#### Task instructions:
Locate all lines with the word "Check" and copy them out.

::::

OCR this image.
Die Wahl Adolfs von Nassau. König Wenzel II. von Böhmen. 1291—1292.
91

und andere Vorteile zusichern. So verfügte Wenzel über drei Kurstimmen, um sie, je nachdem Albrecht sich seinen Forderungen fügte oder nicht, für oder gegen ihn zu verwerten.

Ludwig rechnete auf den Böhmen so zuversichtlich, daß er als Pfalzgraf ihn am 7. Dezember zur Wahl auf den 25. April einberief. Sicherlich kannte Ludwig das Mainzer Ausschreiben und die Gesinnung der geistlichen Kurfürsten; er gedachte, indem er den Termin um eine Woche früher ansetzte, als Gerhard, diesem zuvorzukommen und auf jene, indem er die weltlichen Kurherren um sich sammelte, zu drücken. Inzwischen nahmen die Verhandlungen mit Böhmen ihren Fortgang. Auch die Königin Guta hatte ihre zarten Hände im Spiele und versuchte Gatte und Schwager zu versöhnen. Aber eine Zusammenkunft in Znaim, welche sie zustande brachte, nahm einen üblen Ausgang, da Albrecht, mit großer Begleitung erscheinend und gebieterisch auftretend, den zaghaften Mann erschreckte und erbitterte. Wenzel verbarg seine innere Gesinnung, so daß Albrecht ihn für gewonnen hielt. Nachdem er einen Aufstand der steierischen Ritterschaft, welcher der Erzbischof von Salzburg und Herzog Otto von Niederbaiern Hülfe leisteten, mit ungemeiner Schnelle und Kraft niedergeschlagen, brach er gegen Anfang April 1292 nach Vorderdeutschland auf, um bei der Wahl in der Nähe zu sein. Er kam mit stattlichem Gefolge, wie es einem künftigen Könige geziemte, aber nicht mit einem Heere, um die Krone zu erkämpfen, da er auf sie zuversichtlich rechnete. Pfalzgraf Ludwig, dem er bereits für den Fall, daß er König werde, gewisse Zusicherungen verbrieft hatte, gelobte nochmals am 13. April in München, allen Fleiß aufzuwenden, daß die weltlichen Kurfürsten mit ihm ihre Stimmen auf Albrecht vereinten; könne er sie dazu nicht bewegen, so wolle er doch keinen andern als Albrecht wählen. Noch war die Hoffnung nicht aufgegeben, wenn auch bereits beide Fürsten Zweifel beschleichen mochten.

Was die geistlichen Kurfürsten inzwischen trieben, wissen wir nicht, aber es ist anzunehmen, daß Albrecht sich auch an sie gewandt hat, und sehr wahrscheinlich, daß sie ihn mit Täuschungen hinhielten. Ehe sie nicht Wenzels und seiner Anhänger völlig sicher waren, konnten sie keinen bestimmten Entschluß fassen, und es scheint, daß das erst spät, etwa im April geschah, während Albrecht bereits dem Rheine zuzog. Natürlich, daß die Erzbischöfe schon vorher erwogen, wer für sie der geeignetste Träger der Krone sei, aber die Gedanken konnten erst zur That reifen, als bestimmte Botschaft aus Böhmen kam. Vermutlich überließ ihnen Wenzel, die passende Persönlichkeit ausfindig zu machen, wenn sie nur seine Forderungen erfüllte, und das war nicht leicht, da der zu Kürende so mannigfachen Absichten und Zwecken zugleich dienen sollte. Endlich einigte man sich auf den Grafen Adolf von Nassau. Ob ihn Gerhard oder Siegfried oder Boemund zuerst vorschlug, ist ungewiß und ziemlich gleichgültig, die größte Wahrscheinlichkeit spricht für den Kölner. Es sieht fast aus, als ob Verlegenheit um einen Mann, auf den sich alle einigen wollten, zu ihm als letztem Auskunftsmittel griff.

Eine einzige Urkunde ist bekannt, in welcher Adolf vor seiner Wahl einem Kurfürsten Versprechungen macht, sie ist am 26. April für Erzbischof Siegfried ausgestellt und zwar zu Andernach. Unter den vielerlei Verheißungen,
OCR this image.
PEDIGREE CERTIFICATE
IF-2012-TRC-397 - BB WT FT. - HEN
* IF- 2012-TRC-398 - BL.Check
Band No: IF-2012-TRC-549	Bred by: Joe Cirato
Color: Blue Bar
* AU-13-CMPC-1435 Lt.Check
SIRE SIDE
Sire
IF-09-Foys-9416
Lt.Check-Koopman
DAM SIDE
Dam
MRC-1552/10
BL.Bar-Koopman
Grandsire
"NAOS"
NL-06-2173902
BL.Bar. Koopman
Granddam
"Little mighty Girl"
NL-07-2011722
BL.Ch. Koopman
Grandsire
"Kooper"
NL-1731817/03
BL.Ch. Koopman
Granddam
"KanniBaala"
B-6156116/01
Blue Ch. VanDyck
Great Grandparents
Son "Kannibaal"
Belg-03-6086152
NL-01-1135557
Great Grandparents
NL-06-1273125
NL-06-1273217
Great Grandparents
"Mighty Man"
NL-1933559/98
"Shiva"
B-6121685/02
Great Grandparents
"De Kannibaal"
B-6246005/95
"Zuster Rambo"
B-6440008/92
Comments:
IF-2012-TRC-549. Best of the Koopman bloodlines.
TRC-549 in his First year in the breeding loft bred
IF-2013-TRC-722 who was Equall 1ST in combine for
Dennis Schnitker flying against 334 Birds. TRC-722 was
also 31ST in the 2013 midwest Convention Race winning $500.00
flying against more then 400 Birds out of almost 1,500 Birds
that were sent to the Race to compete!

::::

#### Solution for this problem:
* IF- 2012-TRC-398 - BL.Check
* AU-13-CMPC-1435 Lt.Check
Lt.Check-Koopman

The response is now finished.